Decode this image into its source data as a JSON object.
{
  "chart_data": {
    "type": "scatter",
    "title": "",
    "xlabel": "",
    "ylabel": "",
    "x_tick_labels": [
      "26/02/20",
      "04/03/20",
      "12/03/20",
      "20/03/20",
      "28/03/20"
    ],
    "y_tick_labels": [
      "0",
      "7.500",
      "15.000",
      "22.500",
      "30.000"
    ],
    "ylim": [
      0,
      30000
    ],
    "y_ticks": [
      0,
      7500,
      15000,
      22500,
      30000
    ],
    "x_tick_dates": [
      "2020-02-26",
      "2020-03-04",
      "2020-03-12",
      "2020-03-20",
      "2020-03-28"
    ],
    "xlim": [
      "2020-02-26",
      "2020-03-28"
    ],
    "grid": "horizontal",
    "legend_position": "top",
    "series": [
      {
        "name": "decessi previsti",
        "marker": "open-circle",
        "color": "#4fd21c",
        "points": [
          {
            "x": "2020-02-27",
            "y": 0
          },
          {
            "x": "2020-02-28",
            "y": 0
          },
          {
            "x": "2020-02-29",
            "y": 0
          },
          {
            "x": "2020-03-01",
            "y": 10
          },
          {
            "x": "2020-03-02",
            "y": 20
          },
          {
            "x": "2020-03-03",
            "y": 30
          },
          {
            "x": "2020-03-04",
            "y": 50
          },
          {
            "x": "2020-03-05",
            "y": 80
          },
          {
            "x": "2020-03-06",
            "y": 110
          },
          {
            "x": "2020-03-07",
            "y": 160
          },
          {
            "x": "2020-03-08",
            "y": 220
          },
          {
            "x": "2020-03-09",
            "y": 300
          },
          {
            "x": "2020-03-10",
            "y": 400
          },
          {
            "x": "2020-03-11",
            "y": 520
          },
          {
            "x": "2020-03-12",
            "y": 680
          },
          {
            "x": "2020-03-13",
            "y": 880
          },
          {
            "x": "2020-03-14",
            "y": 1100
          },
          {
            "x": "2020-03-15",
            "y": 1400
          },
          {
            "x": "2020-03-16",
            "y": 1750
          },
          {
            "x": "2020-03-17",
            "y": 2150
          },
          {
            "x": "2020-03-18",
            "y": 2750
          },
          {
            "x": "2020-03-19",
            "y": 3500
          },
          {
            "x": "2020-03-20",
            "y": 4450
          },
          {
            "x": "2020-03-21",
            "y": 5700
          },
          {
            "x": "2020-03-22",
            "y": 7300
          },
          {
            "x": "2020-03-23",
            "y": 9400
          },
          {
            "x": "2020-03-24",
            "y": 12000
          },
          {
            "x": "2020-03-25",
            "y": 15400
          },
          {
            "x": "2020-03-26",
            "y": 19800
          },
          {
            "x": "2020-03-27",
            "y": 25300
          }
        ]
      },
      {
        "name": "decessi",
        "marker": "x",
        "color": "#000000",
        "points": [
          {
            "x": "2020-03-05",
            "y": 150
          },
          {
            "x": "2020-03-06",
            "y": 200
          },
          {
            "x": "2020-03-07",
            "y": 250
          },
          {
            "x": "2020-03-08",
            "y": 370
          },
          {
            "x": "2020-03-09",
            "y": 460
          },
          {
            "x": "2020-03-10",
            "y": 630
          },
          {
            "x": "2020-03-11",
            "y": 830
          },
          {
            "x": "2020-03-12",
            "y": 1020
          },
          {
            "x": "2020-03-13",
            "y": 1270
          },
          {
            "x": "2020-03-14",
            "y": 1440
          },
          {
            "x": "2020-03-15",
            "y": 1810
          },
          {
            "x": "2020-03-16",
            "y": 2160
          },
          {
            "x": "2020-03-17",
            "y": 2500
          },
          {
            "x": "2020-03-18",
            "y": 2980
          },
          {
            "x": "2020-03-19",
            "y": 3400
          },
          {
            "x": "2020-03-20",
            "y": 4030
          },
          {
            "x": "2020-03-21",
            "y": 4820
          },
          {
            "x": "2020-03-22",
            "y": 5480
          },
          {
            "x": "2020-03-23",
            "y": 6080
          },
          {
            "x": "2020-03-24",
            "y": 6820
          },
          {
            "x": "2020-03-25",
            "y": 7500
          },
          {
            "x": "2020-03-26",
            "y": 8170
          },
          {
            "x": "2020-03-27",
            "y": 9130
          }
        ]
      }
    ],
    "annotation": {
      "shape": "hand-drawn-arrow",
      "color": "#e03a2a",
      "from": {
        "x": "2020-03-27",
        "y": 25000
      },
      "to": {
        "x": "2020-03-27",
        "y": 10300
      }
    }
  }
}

---

*Request:* Within the data above, count the lines that contain the string "name"; the reply is the number alone.

*Solution for this task:* 2